[BEGIN TEXT EXCERPT]
The present disclosure relates to structural members and beams, and more particularly relates to vehicle components, such as for use as structural and reinforcement beams on rocker assemblies, battery trays, and other vehicle frame structures and the like.
Vehicle frames and body structures are designed to support the vehicle and undergo and absorb certain levels of impact forces, such as to prevent distances of inboard intrusion into the vehicle in accordance with insurance requirements and other regulatory and legal requirements. Side impacts to a vehicle are commonly tested with side pole impact testing, which direct significant side impact forces to the vehicle. Vehicle frames primarily absorb these side impacts at rocker sections that run longitudinally between the front and rear wheels along the lower outboard portions of the vehicle frame.
With the incorporation of battery trays in electric and hybrid electric vehicles in the lateral inboard area between opposing rocker sections, it is desirable for the side impact forces to be mitigated to reduce the associated intrusion distance from the side impact. For example, it is generally known to increase stiffness of a vehicle sill assembly, such as by adding a rocker insert within the vehicle sill assembly.
[END TEXT EXCERPT]
**JOB 1**
Answer these questions from the vehicle beam excerpt:
(a) What kind of testing is commonly used for side impacts?
(b) Along which part of the vehicle frame do the rocker sections run?
(c) How can the stiffness of a vehicle sill assembly be increased?
**JOB 2**
Retype the vehicle beam excerpt starting at "With the incorporation" and ending at "vehicle sill assembly.".
[BEGIN EXCERPTED DATA]
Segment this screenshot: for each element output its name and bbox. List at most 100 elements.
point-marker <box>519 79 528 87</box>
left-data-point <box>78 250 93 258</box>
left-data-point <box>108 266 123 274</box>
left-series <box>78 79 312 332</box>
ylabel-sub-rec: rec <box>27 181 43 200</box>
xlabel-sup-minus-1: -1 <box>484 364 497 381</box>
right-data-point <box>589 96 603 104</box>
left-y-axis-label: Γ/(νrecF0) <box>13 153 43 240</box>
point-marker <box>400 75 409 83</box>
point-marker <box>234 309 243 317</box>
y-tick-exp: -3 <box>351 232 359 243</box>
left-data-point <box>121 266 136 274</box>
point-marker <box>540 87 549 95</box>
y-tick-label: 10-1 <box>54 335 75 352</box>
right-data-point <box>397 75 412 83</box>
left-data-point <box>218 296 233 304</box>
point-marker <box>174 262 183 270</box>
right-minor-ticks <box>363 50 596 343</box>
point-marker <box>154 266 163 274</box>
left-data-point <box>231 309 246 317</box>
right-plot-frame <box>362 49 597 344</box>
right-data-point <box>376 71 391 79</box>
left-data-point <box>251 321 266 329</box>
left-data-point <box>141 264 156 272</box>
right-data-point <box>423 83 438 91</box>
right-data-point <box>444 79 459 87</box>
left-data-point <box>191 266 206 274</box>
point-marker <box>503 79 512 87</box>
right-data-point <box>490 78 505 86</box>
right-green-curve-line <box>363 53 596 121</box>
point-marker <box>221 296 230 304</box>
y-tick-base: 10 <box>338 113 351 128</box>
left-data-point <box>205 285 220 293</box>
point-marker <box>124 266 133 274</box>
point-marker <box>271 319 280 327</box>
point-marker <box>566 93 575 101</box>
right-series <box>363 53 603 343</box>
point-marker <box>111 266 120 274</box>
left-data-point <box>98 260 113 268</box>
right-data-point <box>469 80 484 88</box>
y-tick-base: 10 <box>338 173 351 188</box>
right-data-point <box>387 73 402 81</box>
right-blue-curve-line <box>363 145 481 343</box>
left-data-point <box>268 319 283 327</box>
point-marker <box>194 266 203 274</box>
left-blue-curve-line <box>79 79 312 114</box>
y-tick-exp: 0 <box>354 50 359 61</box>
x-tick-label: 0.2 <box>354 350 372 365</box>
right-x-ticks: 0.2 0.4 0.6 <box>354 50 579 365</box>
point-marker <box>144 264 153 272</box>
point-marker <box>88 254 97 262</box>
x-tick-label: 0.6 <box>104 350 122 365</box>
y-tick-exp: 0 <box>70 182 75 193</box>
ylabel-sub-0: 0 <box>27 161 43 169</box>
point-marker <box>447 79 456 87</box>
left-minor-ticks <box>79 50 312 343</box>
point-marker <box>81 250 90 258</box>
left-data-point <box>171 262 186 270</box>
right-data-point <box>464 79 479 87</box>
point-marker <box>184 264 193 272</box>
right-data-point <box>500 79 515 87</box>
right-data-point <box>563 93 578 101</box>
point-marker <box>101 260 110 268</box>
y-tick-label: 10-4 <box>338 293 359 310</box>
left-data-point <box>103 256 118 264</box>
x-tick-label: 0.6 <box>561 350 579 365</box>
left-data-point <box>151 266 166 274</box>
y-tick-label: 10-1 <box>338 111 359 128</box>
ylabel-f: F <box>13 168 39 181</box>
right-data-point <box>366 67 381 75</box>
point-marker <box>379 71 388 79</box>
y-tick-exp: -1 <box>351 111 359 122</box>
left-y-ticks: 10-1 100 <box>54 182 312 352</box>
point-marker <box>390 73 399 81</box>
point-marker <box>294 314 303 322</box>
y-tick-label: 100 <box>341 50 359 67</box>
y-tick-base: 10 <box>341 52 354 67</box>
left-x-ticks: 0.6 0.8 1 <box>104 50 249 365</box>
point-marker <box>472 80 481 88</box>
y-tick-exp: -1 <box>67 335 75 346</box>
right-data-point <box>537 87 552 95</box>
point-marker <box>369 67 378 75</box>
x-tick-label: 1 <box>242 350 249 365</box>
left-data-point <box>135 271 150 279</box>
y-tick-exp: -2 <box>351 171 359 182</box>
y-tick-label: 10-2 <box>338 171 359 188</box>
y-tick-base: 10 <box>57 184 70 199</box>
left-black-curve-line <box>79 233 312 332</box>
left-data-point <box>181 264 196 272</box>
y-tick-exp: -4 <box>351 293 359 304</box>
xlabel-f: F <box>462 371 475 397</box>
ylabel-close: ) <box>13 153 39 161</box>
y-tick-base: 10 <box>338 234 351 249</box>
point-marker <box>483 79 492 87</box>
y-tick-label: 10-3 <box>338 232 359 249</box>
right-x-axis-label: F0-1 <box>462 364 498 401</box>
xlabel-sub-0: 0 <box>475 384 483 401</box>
[END EXCERPTED DATA]
**WORKED SOLUTION 1**
(a) Side pole impact testing.
(b) They run lengthwise between the front and rear wheels, along the lower outboard portions of the vehicle frame.
(c) By adding a rocker insert within the vehicle sill assembly.

**WORKED SOLUTION 2**
With the incorporation of battery trays in electric and hybrid electric vehicles in the lateral inboard area between opposing rocker sections, it is desirable for the side impact forces to be mitigated to reduce the associated intrusion distance from the side impact. For example, it is generally known to increase stiffness of a vehicle sill assembly, such as by adding a rocker insert within the vehicle sill assembly.